▶ _Текст документа_:

Земские соборы были для своей эпохи весьма добротной зачаточной формой национального представительства. Они были всесословны и всеземельны, их голос воспринимался именно как совет всей земли.
Безусловно имела место единая субъектность во внешней торговле. Государство быстро взяло ее в свои руки и поставило под жесткий контроль. В определенных кризисных ситуациях, например когда надо было спасать финансовую систему после медного бунта, национальная внешняя торговля действовала как единое целое под контролем государства. При этом с середины XVII века начинает проводиться хотя и не последовательная протекционистская политика по отношению к русскому купечеству, меры по защите его от иностранной конкуренции.
Национальная церковная организация была одним из ранних достижений в становлении русского государства. Автокефалия 1448 г. сформировала эту организацию, а затем она бдительно охранялась, будучи закреплена в 1589 г. с установлением патриаршества. Интересно, что закат раннего русского национального государства начался тоже в церковной сфере – с Большого собора 1666 г. – и его одновременными клятвами на старые обряды (осуждение национальной церковной традиции) и осуждением Никона судом восточных патриархов (признание внешнего суверенитета в духовных делах).
Идеология национального изоляционизма/исключительности также была сформирована в доктрине последователей Иосифа Волоцкого. «Русская земля благочестием всех одоле». И там же и доктрина III Рима старца Филофея, которые многие ошибочно считают мессианистской. На самом деле это была изоляционистская доктрина, суть которой «не нужно православному царю Московскому любой ценой, перенапрягая силы, отвоевывать Константинополь – отныне Русская Земля – это Третий Рим и это её интересы и есть политические интересы православия».

▶ _Письменные задания_:
**1)** Изложите в виде короткого списка абзац, который начинается словами «Национальная церковная организация была одним из ранних достижений», из текста о раннем русском национальном государстве. Все основные факты абзаца должны остаться.
**2)** Замените «купечеству» на «торговому сословию» во фрагменте текста о раннем русском национальном государстве и приведите этот фрагмент целиком. Начните со слов «Земские соборы были» и закончите словами «от иностранной конкуренции.».
**3)** Допишите следующую часть текста о раннем русском национальном государстве, начав сразу после его последнего предложения.

▶ _Приведённые пункты_:
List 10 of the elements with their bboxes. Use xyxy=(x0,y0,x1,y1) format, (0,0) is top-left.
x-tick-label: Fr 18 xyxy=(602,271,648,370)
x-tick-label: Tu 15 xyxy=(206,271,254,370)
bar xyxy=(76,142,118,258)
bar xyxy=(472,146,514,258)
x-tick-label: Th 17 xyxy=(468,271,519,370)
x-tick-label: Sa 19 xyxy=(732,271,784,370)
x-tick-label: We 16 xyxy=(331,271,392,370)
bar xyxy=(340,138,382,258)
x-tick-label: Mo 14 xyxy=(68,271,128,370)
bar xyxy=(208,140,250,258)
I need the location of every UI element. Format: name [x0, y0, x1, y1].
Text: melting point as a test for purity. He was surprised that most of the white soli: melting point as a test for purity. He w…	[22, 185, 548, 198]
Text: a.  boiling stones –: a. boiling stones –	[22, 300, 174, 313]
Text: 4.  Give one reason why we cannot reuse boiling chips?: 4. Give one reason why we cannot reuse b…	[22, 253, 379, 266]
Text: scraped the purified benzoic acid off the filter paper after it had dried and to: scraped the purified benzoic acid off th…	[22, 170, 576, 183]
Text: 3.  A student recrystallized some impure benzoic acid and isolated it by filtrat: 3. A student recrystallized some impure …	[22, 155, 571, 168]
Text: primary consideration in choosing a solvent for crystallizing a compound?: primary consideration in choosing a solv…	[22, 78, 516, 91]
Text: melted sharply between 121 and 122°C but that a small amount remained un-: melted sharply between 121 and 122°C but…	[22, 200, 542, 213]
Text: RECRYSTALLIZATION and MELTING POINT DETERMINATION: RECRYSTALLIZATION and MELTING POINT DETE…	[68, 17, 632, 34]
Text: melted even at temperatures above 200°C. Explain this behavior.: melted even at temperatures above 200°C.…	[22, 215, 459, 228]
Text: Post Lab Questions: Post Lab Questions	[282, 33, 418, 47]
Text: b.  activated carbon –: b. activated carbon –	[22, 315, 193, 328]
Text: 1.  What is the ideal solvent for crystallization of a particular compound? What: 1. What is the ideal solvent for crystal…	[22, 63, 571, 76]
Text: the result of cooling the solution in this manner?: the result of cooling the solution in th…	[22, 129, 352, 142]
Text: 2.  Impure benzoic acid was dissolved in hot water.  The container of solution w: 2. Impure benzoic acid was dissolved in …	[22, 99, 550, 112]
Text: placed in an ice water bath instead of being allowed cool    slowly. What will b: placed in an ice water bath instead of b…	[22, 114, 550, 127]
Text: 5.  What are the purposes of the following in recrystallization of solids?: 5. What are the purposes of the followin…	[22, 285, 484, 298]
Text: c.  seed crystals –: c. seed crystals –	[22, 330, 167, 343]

▶ _Ответы к заданиям_:
**1)**
- Национальная церковная организация была одним из ранних достижений в становлении русского государства.
- Эту организацию сформировала автокефалия 1448 г. В 1589 г. её закрепило установление патриаршества.
- Закат раннего русского национального государства тоже начался в церковной сфере, с Большого собора 1666 г.
- На соборе наложили клятвы на старые обряды, то есть осудили национальную церковную традицию.
- Одновременно Никона осудил суд восточных патриархов, что означало признание внешнего суверенитета в духовных делах.

**2)**
Земские соборы были для своей эпохи весьма добротной зачаточной формой национального представительства. Они были всесословны и всеземельны, их голос воспринимался именно как совет всей земли.
Безусловно имела место единая субъектность во внешней торговле. Государство быстро взяло ее в свои руки и поставило под жесткий контроль. В определенных кризисных ситуациях, например когда надо было спасать финансовую систему после медного бунта, национальная внешняя торговля действовала как единое целое под контролем государства. При этом с середины XVII века начинает проводиться хотя и не последовательная протекционистская политика по отношению к русскому торговому сословию, меры по защите его от иностранной конкуренции.

**3)**
Русское национальное сознание продолжало опережать западноевропейское и на следующих этапах. Благодаря Жанне д’Арк французы додумались до того, что англичане не имеют прав на прекрасную Францию. Столетняя война сыграла огромную роль в становлении национального самосознания европейских народов – достаточно сравнить два варианта одной и той же хроники знаменитого Фруассара, написанные с разницей в несколько десятилетий и посвященные одним и тем же событиям – в первом варианте все проникнуто идеей рыцарства, во втором – понятием о национальности. Один и тот же поступок сперва трактовался Фруассаром как совершенный согласно правилам чести, потом же как присущий природе англичан или французов.
Но несмотря на это противопоставление, невозможно себе представить, чтобы в XV и начале XVI века французский или английский король обосновывал свои притязания на ту или иную территорию национальным принципом, чтобы он не защищал свои владения, а требовал передачи чужих, ссылаясь на то, что «там живут французы». Между тем, едва освободившись от ордынских пут, Россия начинает ирреденту русских земель. Польско-Литовское государство и Ливония мыслятся как похитители «вотчины» доставшейся русским князьям от предка – князя Владимира.
Когда Иван III требовал земли Западной Руси, захваченные Литвой, в частности Киев, он подчеркивал, что требует назад русскую землю по праву русского государя:
«Русская Земля вся с Божьей волею из старины от наших прародителей наша отчина; и нам ныне своей отчины жаль, а их отчина Лятская земля да Литовская; и нам чего деля тех городов и волостей своей отчины, которые нам Бог дал, ему отступатись? Ано не то одно наша отчина, коя городы и волости ныне за нами: и вся Русская Земля Киев и Смоленск и иные городы, которые он за собою держит в Литовской земле с Божей волею из старины от наших прародителей наша отчина».
Послам Папы, стремившимся заинтересовать Василия III войной с далекими турками, бояре отвечают: «князь великий хочет вотчины своей земли Русской». За этими требованиями неизменно следовали поражавшие европейских дипломатов развернутые исторические объяснения прав Русского государства.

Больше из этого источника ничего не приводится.